# Forgive Me Outbackers ...for I Have Sinned



## Scooter (May 9, 2005)

As some of you are aware, 
I have had my heart set on a Flagstaff 8524 5th wheel for quite some time. Flagstaff 8524 well unfortunately There is no Forrest River Flagstaff dealer in Vermont however there is a Forrest River Rockwood dealer that carries the same model under the Rockwood name Rockwood 8244s

Soooo.... We are in the preliminary stages of negotiating price quote and trade in on the 2006 21rs ...
We haven't jumped ship yet , but we are considering moving up to this 5th wheel.

Why do I feel like I should be saying a penance


----------



## sunnybrook29 (Oct 7, 2009)

ITS NOT THE TRAILER, ITS THE TRIP !
Tell me about the sailboat ! We lived on sailboats for near 20 years !


----------



## ember (Jan 17, 2008)

Scooter I'm a newbie by comparison to you, BUT I am willing to bet that your new SOB and you will be well received at your next rally visit! but from 21rs to a 5er is a BIG step! I like the slide out "dining room" with all the windows!
Enjoy! and since I live the closest to you I expect an invitation for a tour early on if you do indeed jump ship! 
With that said have you looked at my favorite 2010 outback 5er IF we were ready to leave the Abi-one!


----------



## Lmbevard (Mar 18, 2006)

ember said:


> Scooter I'm a newbie by comparison to you, BUT I am willing to bet that your new SOB and you will be well received at your next rally visit! but from 21rs to a 5er is a BIG step! I like the slide out "dining room" with all the windows!
> Enjoy! and since I live the closest to you I expect an invitation for a tour early on if you do indeed jump ship!
> With that said have you looked at my favorite 2010 outback 5er IF we were ready to leave the Abi-one!


Saw one of those at the RV show. Really nice. DW and I was tempted. nice layout and well appointed.

• DATASET CONTENT:
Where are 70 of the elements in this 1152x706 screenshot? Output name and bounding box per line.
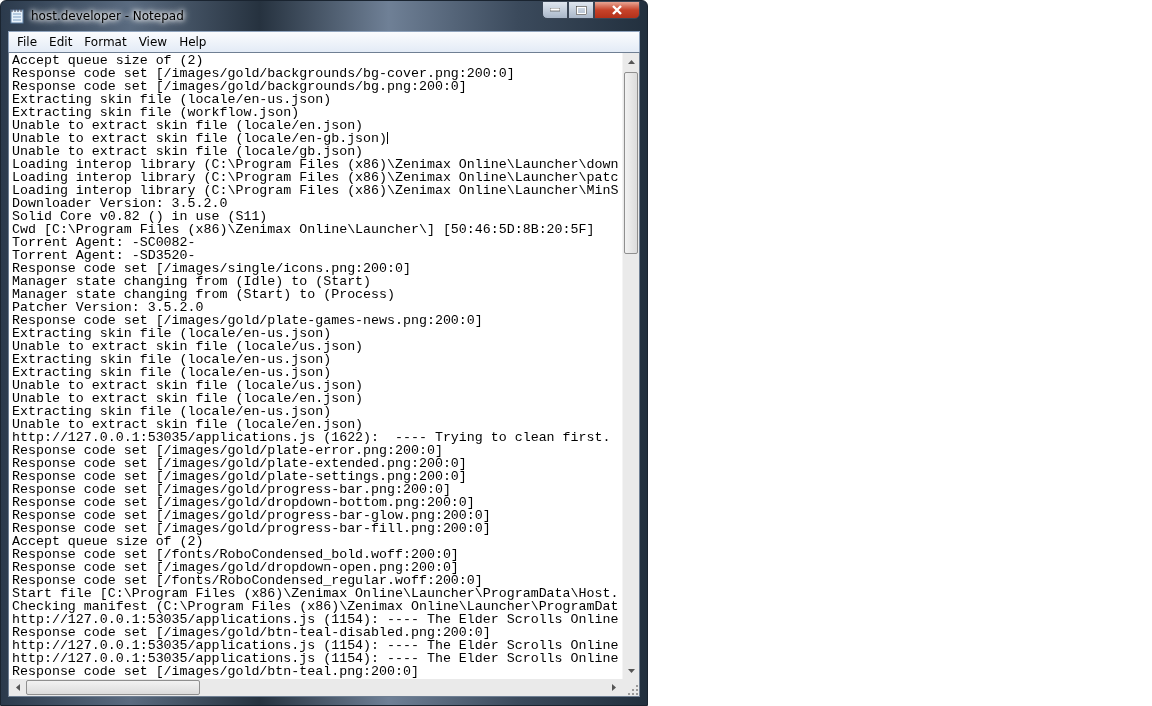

• CHALLENGE A: In the forum thread, rewrite the stretch from "We haven't jumped" through "near 20 years !", substituting "confession" for "penance".
• CHALLENGE B: Translate this sentence from the forum thread into Spanish: "We haven't jumped ship yet , but we are considering moving up to this 5th wheel."
Rely only on the forum thread for these tasks.

• WRITTEN RESPONSE A:
We haven't jumped ship yet , but we are considering moving up to this 5th wheel.

Why do I feel like I should be saying a confession


----------



## sunnybrook29 (Oct 7, 2009)

ITS NOT THE TRAILER, ITS THE TRIP !
Tell me about the sailboat ! We lived on sailboats for near 20 years !

• WRITTEN RESPONSE B: Aún no hemos cambiado de bando, pero estamos pensando en pasarnos a este remolque de quinta rueda.